* Your goal:
In the data, extract each line that holds the string "function".

Extracted records
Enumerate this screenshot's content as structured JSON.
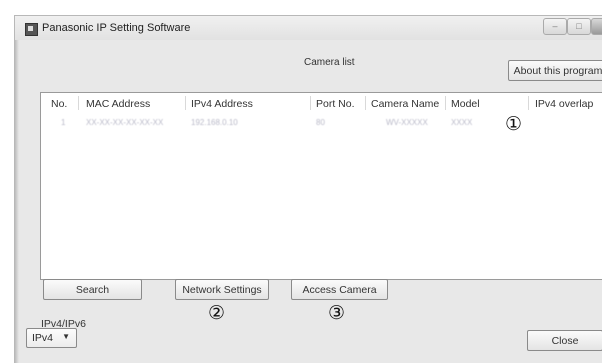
{
  "window": {
    "title": "Panasonic IP Setting Software",
    "controls": [
      {
        "name": "minimize-button",
        "icon": "minimize-icon",
        "glyph": "–"
      },
      {
        "name": "maximize-button",
        "icon": "maximize-icon",
        "glyph": "□"
      },
      {
        "name": "close-button",
        "icon": "close-icon",
        "glyph": ""
      }
    ]
  },
  "header": {
    "caption": "Camera list",
    "about_label": "About this program"
  },
  "table": {
    "columns": [
      "No.",
      "MAC Address",
      "IPv4 Address",
      "Port No.",
      "Camera Name",
      "Model",
      "IPv4 overlap"
    ],
    "rows": [
      [
        "1",
        "XX-XX-XX-XX-XX-XX",
        "192.168.0.10",
        "80",
        "WV-XXXXX",
        "XXXX",
        ""
      ]
    ]
  },
  "markers": {
    "one": "①",
    "two": "②",
    "three": "③"
  },
  "buttons": {
    "search": "Search",
    "network_settings": "Network Settings",
    "access_camera": "Access Camera",
    "close": "Close"
  },
  "ip_mode": {
    "label": "IPv4/IPv6",
    "selected": "IPv4"
  }
}
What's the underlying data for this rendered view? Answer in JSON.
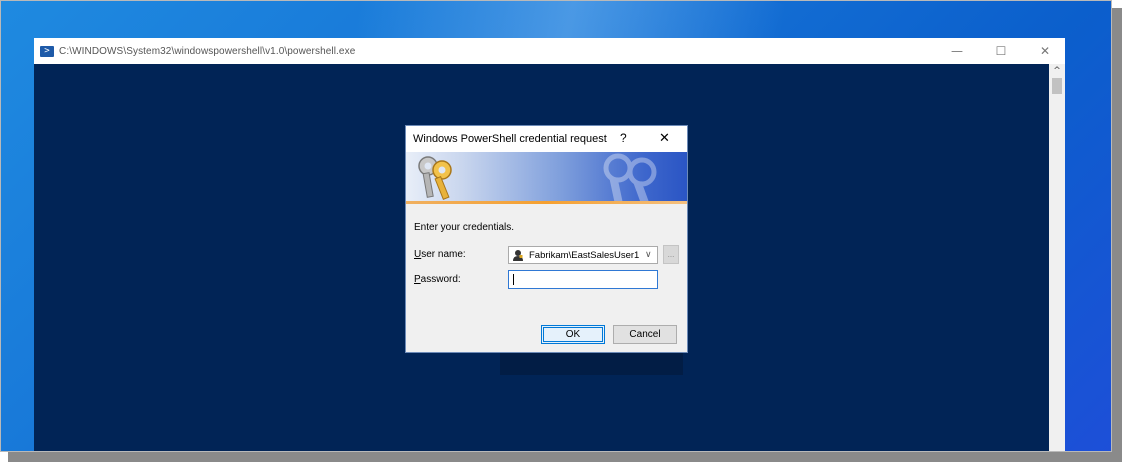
{
  "console_window": {
    "title": "C:\\WINDOWS\\System32\\windowspowershell\\v1.0\\powershell.exe",
    "controls": {
      "minimize": "—",
      "maximize": "☐",
      "close": "✕"
    },
    "scroll_up": "^",
    "background_color": "#012456",
    "icon": "powershell-icon"
  },
  "dialog": {
    "title": "Windows PowerShell credential request",
    "help_label": "?",
    "close_label": "✕",
    "prompt": "Enter your credentials.",
    "user_name_label_underlined": "U",
    "user_name_label_rest": "ser name:",
    "password_label_underlined": "P",
    "password_label_rest": "assword:",
    "user_name_value": "Fabrikam\\EastSalesUser1",
    "password_value": "",
    "browse_label": "...",
    "ok_label": "OK",
    "cancel_label": "Cancel",
    "banner_icon": "keys-icon",
    "user_icon": "user-account-icon"
  },
  "colors": {
    "accent": "#0078d7",
    "desktop": "#1673d6",
    "console": "#012456"
  }
}
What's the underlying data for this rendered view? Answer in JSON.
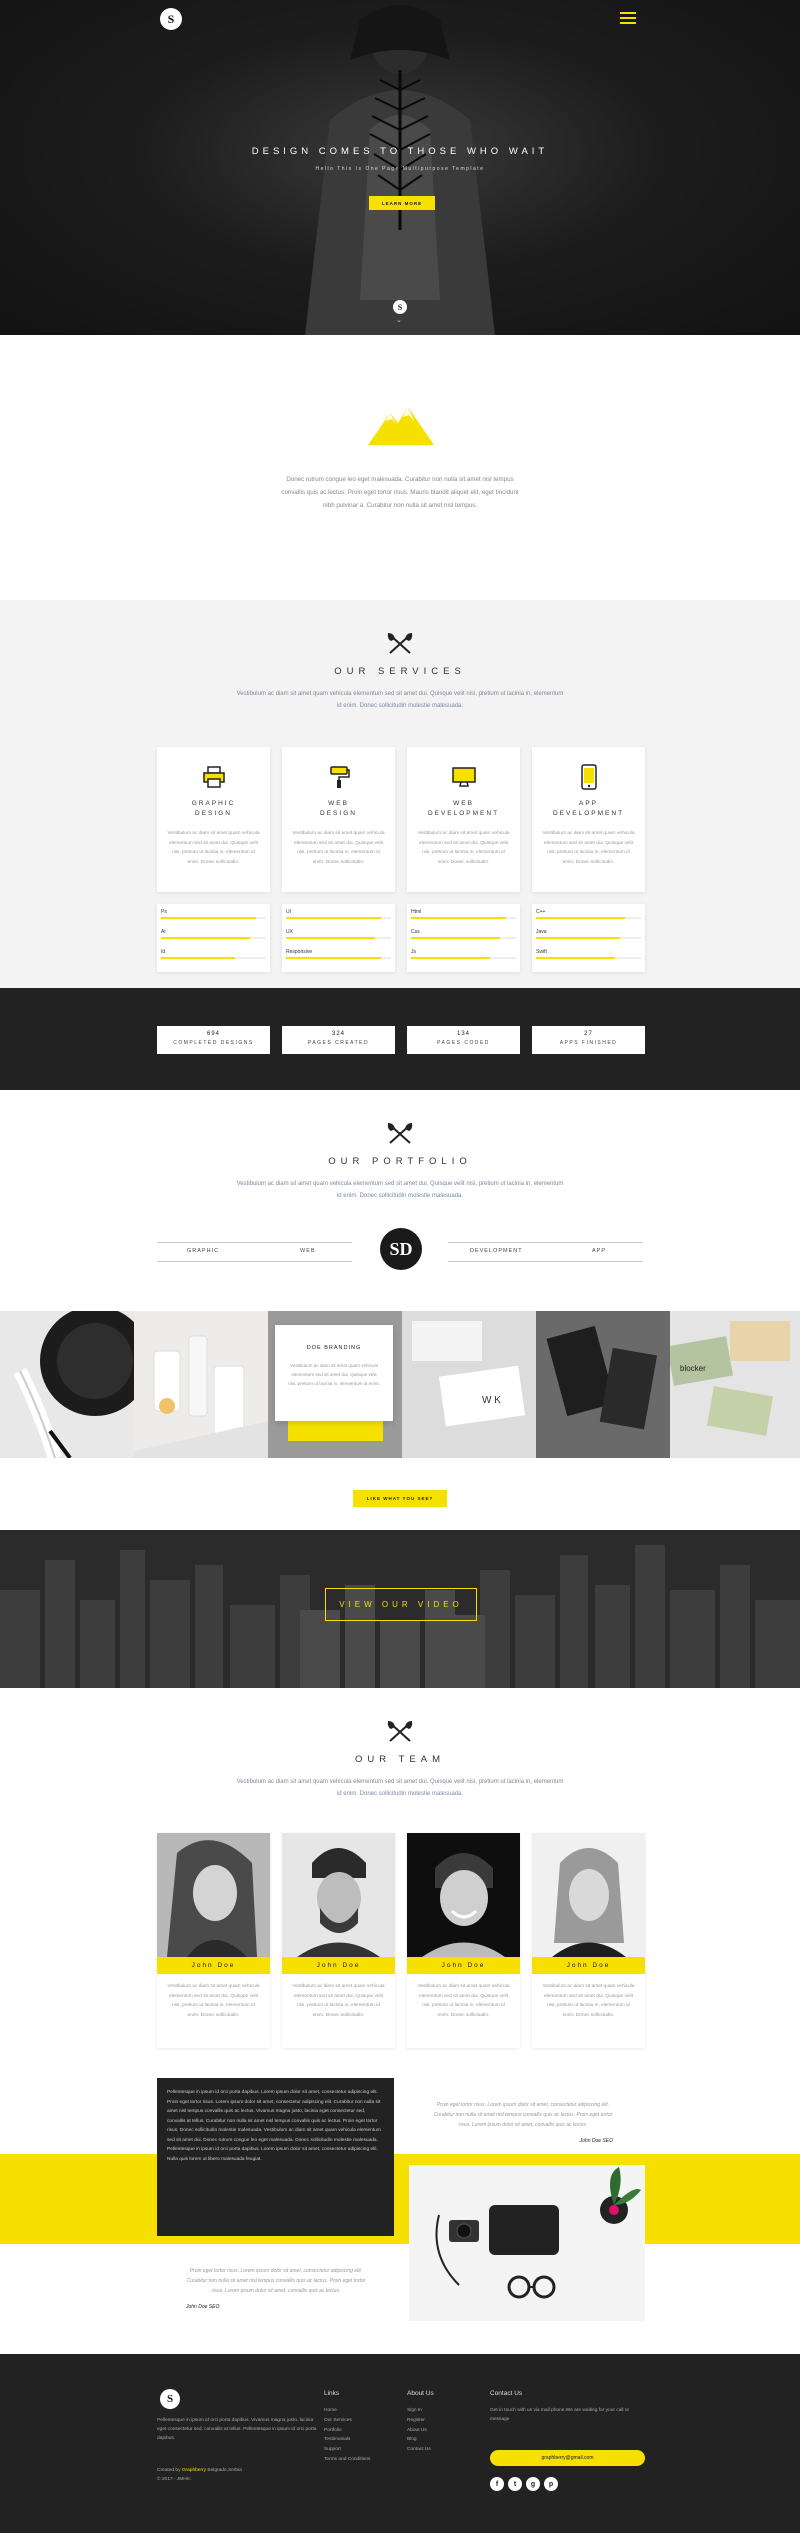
{
  "hero": {
    "logo": "S",
    "title": "DESIGN COMES TO THOSE WHO WAIT",
    "subtitle": "Hello This Is One Page Multipurpose Template",
    "button": "LEARN MORE",
    "badge": "S",
    "chevron": "⌄"
  },
  "intro": {
    "text": "Donec rutrum congue leo eget malesuada. Curabitur non nulla sit amet nisl tempus convallis quis ac lectus. Proin eget tortor risus. Mauris blandit aliquet elit, eget tincidunt nibh pulvinar a. Curabitur non nulla sit amet nisl tempus."
  },
  "services": {
    "title": "OUR SERVICES",
    "lead": "Vestibulum ac diam sit amet quam vehicula elementum sed sit amet dui. Quisque velit nisi, pretium ut lacinia in, elementum id enim. Donec sollicitudin molestie malesuada.",
    "cards": [
      {
        "icon": "printer-icon",
        "title1": "GRAPHIC",
        "title2": "DESIGN",
        "desc": "Vestibulum ac diam sit amet quam vehicula elementum sed sit amet dui. Quisque velit nisi, pretium ut lacinia in, elementum id enim. Donec sollicitudin."
      },
      {
        "icon": "paint-roller-icon",
        "title1": "WEB",
        "title2": "DESIGN",
        "desc": "Vestibulum ac diam sit amet quam vehicula elementum sed sit amet dui. Quisque velit nisi, pretium ut lacinia in, elementum id enim. Donec sollicitudin."
      },
      {
        "icon": "monitor-icon",
        "title1": "WEB",
        "title2": "DEVELOPMENT",
        "desc": "Vestibulum ac diam sit amet quam vehicula elementum sed sit amet dui. Quisque velit nisi, pretium ut lacinia in, elementum id enim. Donec sollicitudin."
      },
      {
        "icon": "smartphone-icon",
        "title1": "APP",
        "title2": "DEVELOPMENT",
        "desc": "Vestibulum ac diam sit amet quam vehicula elementum sed sit amet dui. Quisque velit nisi, pretium ut lacinia in, elementum id enim. Donec sollicitudin."
      }
    ],
    "skills": [
      [
        {
          "name": "Ps",
          "level": 0.9
        },
        {
          "name": "Ai",
          "level": 0.85
        },
        {
          "name": "Id",
          "level": 0.7
        }
      ],
      [
        {
          "name": "UI",
          "level": 0.9
        },
        {
          "name": "UX",
          "level": 0.85
        },
        {
          "name": "Responsive",
          "level": 0.9
        }
      ],
      [
        {
          "name": "Html",
          "level": 0.9
        },
        {
          "name": "Css",
          "level": 0.85
        },
        {
          "name": "Js",
          "level": 0.75
        }
      ],
      [
        {
          "name": "C++",
          "level": 0.85
        },
        {
          "name": "Java",
          "level": 0.8
        },
        {
          "name": "Swift",
          "level": 0.75
        }
      ]
    ]
  },
  "stats": [
    {
      "value": "694",
      "label": "COMPLETED DESIGNS"
    },
    {
      "value": "324",
      "label": "PAGES CREATED"
    },
    {
      "value": "134",
      "label": "PAGES CODED"
    },
    {
      "value": "27",
      "label": "APPS FINISHED"
    }
  ],
  "portfolio": {
    "title": "OUR PORTFOLIO",
    "lead": "Vestibulum ac diam sit amet quam vehicula elementum sed sit amet dui. Quisque velit nisi, pretium ut lacinia in, elementum id enim. Donec sollicitudin molestie malesuada.",
    "filters": [
      "GRAPHIC",
      "WEB",
      "DEVELOPMENT",
      "APP"
    ],
    "logo": "SD",
    "overlay_title": "DOE BRANDING",
    "overlay_desc": "Vestibulum ac diam sit amet quam vehicula elementum sed sit amet dui. Quisque velit nisi, pretium ut lacinia in, elementum id enim.",
    "button": "LIKE WHAT YOU SEE?"
  },
  "video": {
    "button": "VIEW OUR VIDEO"
  },
  "team": {
    "title": "OUR TEAM",
    "lead": "Vestibulum ac diam sit amet quam vehicula elementum sed sit amet dui. Quisque velit nisi, pretium ut lacinia in, elementum id enim. Donec sollicitudin molestie malesuada.",
    "members": [
      {
        "name": "John Doe",
        "desc": "Vestibulum ac diam sit amet quam vehicula elementum sed sit amet dui. Quisque velit nisi, pretium ut lacinia in, elementum id enim. Donec sollicitudin."
      },
      {
        "name": "John Doe",
        "desc": "Vestibulum ac diam sit amet quam vehicula elementum sed sit amet dui. Quisque velit nisi, pretium ut lacinia in, elementum id enim. Donec sollicitudin."
      },
      {
        "name": "John Doe",
        "desc": "Vestibulum ac diam sit amet quam vehicula elementum sed sit amet dui. Quisque velit nisi, pretium ut lacinia in, elementum id enim. Donec sollicitudin."
      },
      {
        "name": "John Doe",
        "desc": "Vestibulum ac diam sit amet quam vehicula elementum sed sit amet dui. Quisque velit nisi, pretium ut lacinia in, elementum id enim. Donec sollicitudin."
      }
    ]
  },
  "testimonials": {
    "box_text": "Pellentesque in ipsum id orci porta dapibus. Lorem ipsum dolor sit amet, consectetur adipiscing elit. Proin eget tortor risus. Lorem ipsum dolor sit amet, consectetur adipiscing elit. Curabitur non nulla sit amet nisl tempus convallis quis ac lectus. Vivamus magna justo, lacinia eget consectetur sed, convallis at tellus. Curabitur non nulla sit amet nisl tempus convallis quis ac lectus. Proin eget tortor risus. Donec sollicitudin molestie malesuada. Vestibulum ac diam sit amet quam vehicula elementum sed sit amet dui. Donec rutrum congue leo eget malesuada. Donec sollicitudin molestie malesuada. Pellentesque in ipsum id orci porta dapibus. Lorem ipsum dolor sit amet, consectetur adipiscing elit. Nulla quis lorem ut libero malesuada feugiat.",
    "quote1": "Proin eget tortor risus. Lorem ipsum dolor sit amet, consectetur adipiscing elit. Curabitur non nulla sit amet nisl tempus convallis quis ac lectus. Proin eget tortor risus. Lorem ipsum dolor sit amet, convallis quis ac lectus.",
    "author1": "John Doe SEO",
    "quote2": "Proin eget tortor risus. Lorem ipsum dolor sit amet, consectetur adipiscing elit. Curabitur non nulla sit amet nisl tempus convallis quis ac lectus. Proin eget tortor risus. Lorem ipsum dolor sit amet, convallis quis ac lectus.",
    "author2": "John Doe SEO"
  },
  "footer": {
    "logo": "S",
    "about": "Pellentesque in ipsum id orci porta dapibus. Vivamus magna justo, lacinia eget consectetur sed, convallis at tellus. Pellentesque in ipsum id orci porta dapibus.",
    "credit_prefix": "Created by",
    "credit_brand": "Graphberry",
    "credit_suffix": "Belgrade,Serbia",
    "copyright": "© 2017 - JMHrc",
    "links": {
      "title": "Links",
      "items": [
        "Home",
        "Our Services",
        "Portfolio",
        "Testimonials",
        "Support",
        "Terms and Conditions"
      ]
    },
    "about_us": {
      "title": "About Us",
      "items": [
        "Sign In",
        "Register",
        "About Us",
        "Blog",
        "Contact Us"
      ]
    },
    "contact": {
      "title": "Contact Us",
      "text": "Get in touch with us via mail phone.We are waiting for your call or message",
      "email": "graphberry@gmail.com"
    },
    "social": [
      "f",
      "t",
      "g",
      "p"
    ]
  },
  "colors": {
    "accent": "#f5e000",
    "dark": "#222222",
    "light": "#f3f3f3"
  }
}
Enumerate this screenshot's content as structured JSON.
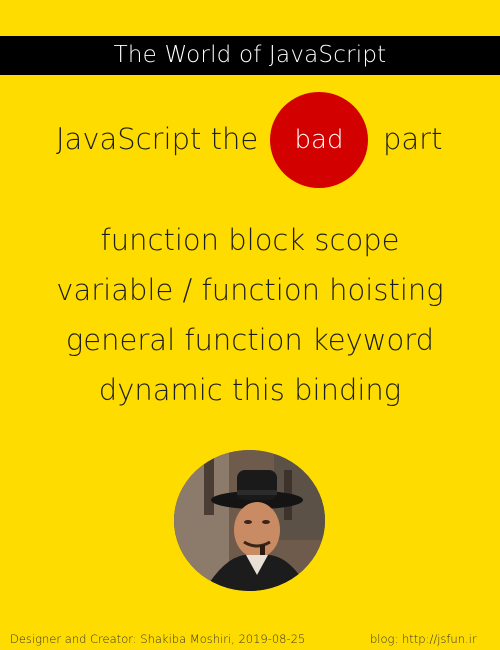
{
  "header": {
    "title": "The World of JavaScript"
  },
  "subtitle": {
    "before": "JavaScript the",
    "highlight": "bad",
    "after": "part"
  },
  "features": [
    "function block scope",
    "variable / function hoisting",
    "general function keyword",
    "dynamic this binding"
  ],
  "footer": {
    "credit": "Designer and Creator: Shakiba Moshiri, 2019-08-25",
    "blog": "blog: http://jsfun.ir"
  },
  "colors": {
    "background": "#ffdc00",
    "title_bar": "#000000",
    "highlight_circle": "#d30000"
  }
}
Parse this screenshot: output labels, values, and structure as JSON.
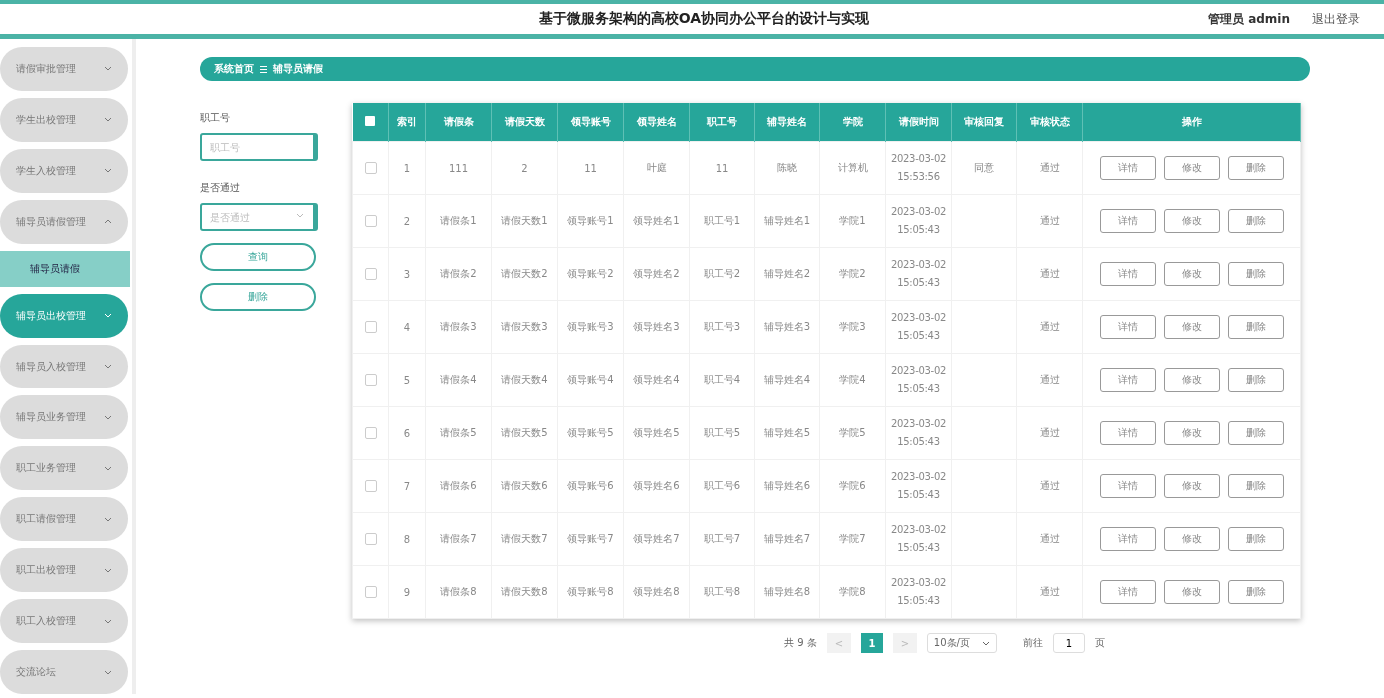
{
  "header": {
    "title": "基于微服务架构的高校OA协同办公平台的设计与实现",
    "user": "管理员 admin",
    "logout": "退出登录"
  },
  "sidebar": {
    "items": [
      {
        "label": "请假审批管理",
        "expanded": false,
        "selected": false
      },
      {
        "label": "学生出校管理",
        "expanded": false,
        "selected": false
      },
      {
        "label": "学生入校管理",
        "expanded": false,
        "selected": false
      },
      {
        "label": "辅导员请假管理",
        "expanded": true,
        "selected": false,
        "children": [
          {
            "label": "辅导员请假",
            "selected": true
          }
        ]
      },
      {
        "label": "辅导员出校管理",
        "expanded": false,
        "selected": true
      },
      {
        "label": "辅导员入校管理",
        "expanded": false,
        "selected": false
      },
      {
        "label": "辅导员业务管理",
        "expanded": false,
        "selected": false
      },
      {
        "label": "职工业务管理",
        "expanded": false,
        "selected": false
      },
      {
        "label": "职工请假管理",
        "expanded": false,
        "selected": false
      },
      {
        "label": "职工出校管理",
        "expanded": false,
        "selected": false
      },
      {
        "label": "职工入校管理",
        "expanded": false,
        "selected": false
      },
      {
        "label": "交流论坛",
        "expanded": false,
        "selected": false
      }
    ]
  },
  "breadcrumb": [
    "系统首页",
    "辅导员请假"
  ],
  "filters": [
    {
      "kind": "text",
      "label": "职工号",
      "placeholder": "职工号"
    },
    {
      "kind": "select",
      "label": "是否通过",
      "placeholder": "是否通过"
    }
  ],
  "actions": [
    "查询",
    "删除"
  ],
  "table": {
    "header_checked": false,
    "columns": [
      "索引",
      "请假条",
      "请假天数",
      "领导账号",
      "领导姓名",
      "职工号",
      "辅导姓名",
      "学院",
      "请假时间",
      "审核回复",
      "审核状态",
      "操作"
    ],
    "rows": [
      {
        "checked": false,
        "cells": [
          "1",
          "111",
          "2",
          "11",
          "叶庭",
          "11",
          "陈晓",
          "计算机",
          "2023-03-02 15:53:56",
          "同意",
          "通过"
        ],
        "actions": [
          "详情",
          "修改",
          "删除"
        ]
      },
      {
        "checked": false,
        "cells": [
          "2",
          "请假条1",
          "请假天数1",
          "领导账号1",
          "领导姓名1",
          "职工号1",
          "辅导姓名1",
          "学院1",
          "2023-03-02 15:05:43",
          "",
          "通过"
        ],
        "actions": [
          "详情",
          "修改",
          "删除"
        ]
      },
      {
        "checked": false,
        "cells": [
          "3",
          "请假条2",
          "请假天数2",
          "领导账号2",
          "领导姓名2",
          "职工号2",
          "辅导姓名2",
          "学院2",
          "2023-03-02 15:05:43",
          "",
          "通过"
        ],
        "actions": [
          "详情",
          "修改",
          "删除"
        ]
      },
      {
        "checked": false,
        "cells": [
          "4",
          "请假条3",
          "请假天数3",
          "领导账号3",
          "领导姓名3",
          "职工号3",
          "辅导姓名3",
          "学院3",
          "2023-03-02 15:05:43",
          "",
          "通过"
        ],
        "actions": [
          "详情",
          "修改",
          "删除"
        ]
      },
      {
        "checked": false,
        "cells": [
          "5",
          "请假条4",
          "请假天数4",
          "领导账号4",
          "领导姓名4",
          "职工号4",
          "辅导姓名4",
          "学院4",
          "2023-03-02 15:05:43",
          "",
          "通过"
        ],
        "actions": [
          "详情",
          "修改",
          "删除"
        ]
      },
      {
        "checked": false,
        "cells": [
          "6",
          "请假条5",
          "请假天数5",
          "领导账号5",
          "领导姓名5",
          "职工号5",
          "辅导姓名5",
          "学院5",
          "2023-03-02 15:05:43",
          "",
          "通过"
        ],
        "actions": [
          "详情",
          "修改",
          "删除"
        ]
      },
      {
        "checked": false,
        "cells": [
          "7",
          "请假条6",
          "请假天数6",
          "领导账号6",
          "领导姓名6",
          "职工号6",
          "辅导姓名6",
          "学院6",
          "2023-03-02 15:05:43",
          "",
          "通过"
        ],
        "actions": [
          "详情",
          "修改",
          "删除"
        ]
      },
      {
        "checked": false,
        "cells": [
          "8",
          "请假条7",
          "请假天数7",
          "领导账号7",
          "领导姓名7",
          "职工号7",
          "辅导姓名7",
          "学院7",
          "2023-03-02 15:05:43",
          "",
          "通过"
        ],
        "actions": [
          "详情",
          "修改",
          "删除"
        ]
      },
      {
        "checked": false,
        "cells": [
          "9",
          "请假条8",
          "请假天数8",
          "领导账号8",
          "领导姓名8",
          "职工号8",
          "辅导姓名8",
          "学院8",
          "2023-03-02 15:05:43",
          "",
          "通过"
        ],
        "actions": [
          "详情",
          "修改",
          "删除"
        ]
      }
    ]
  },
  "pagination": {
    "total": "共 9 条",
    "prev": "<",
    "pages": [
      {
        "label": "1",
        "selected": true
      }
    ],
    "next": ">",
    "page_size": "10条/页",
    "goto_label": "前往",
    "goto_value": "1",
    "goto_suffix": "页"
  }
}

* Task answer:
    "function block scope",
    "variable / function hoisting",
    "general function keyword",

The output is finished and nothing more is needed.